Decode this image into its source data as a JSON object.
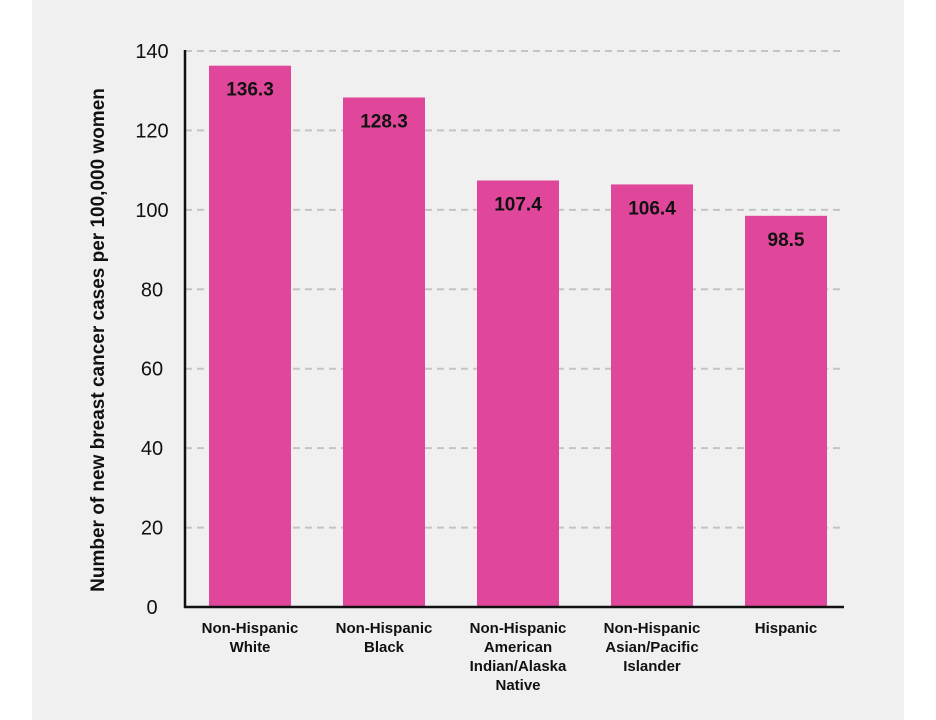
{
  "chart_data": {
    "type": "bar",
    "title": "",
    "xlabel": "",
    "ylabel": "Number of new breast cancer cases per 100,000 women",
    "categories": [
      [
        "Non-Hispanic",
        "White"
      ],
      [
        "Non-Hispanic",
        "Black"
      ],
      [
        "Non-Hispanic",
        "American",
        "Indian/Alaska",
        "Native"
      ],
      [
        "Non-Hispanic",
        "Asian/Pacific",
        "Islander"
      ],
      [
        "Hispanic"
      ]
    ],
    "values": [
      136.3,
      128.3,
      107.4,
      106.4,
      98.5
    ],
    "value_labels": [
      "136.3",
      "128.3",
      "107.4",
      "106.4",
      "98.5"
    ],
    "ylim": [
      0,
      140
    ],
    "yticks": [
      0,
      20,
      40,
      60,
      80,
      100,
      120,
      140
    ],
    "grid": true,
    "grid_style": "dashed",
    "colors": {
      "bar": "#e0479a",
      "grid": "#c4c4c4",
      "axis": "#111111",
      "panel_background": "#f0f0f0"
    }
  }
}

> Set task: Pictures don't belong in the copy. Transcribe every record exactly as it appears.

> Expected answer:
Decode this image into its source data as a JSON object.
{
  "chart_data": {
    "type": "bar",
    "title": "",
    "xlabel": "",
    "ylabel": "Number of new breast cancer cases per 100,000 women",
    "categories": [
      [
        "Non-Hispanic",
        "White"
      ],
      [
        "Non-Hispanic",
        "Black"
      ],
      [
        "Non-Hispanic",
        "American",
        "Indian/Alaska",
        "Native"
      ],
      [
        "Non-Hispanic",
        "Asian/Pacific",
        "Islander"
      ],
      [
        "Hispanic"
      ]
    ],
    "values": [
      136.3,
      128.3,
      107.4,
      106.4,
      98.5
    ],
    "value_labels": [
      "136.3",
      "128.3",
      "107.4",
      "106.4",
      "98.5"
    ],
    "ylim": [
      0,
      140
    ],
    "yticks": [
      0,
      20,
      40,
      60,
      80,
      100,
      120,
      140
    ],
    "grid": true,
    "grid_style": "dashed",
    "colors": {
      "bar": "#e0479a",
      "grid": "#c4c4c4",
      "axis": "#111111",
      "panel_background": "#f0f0f0"
    }
  }
}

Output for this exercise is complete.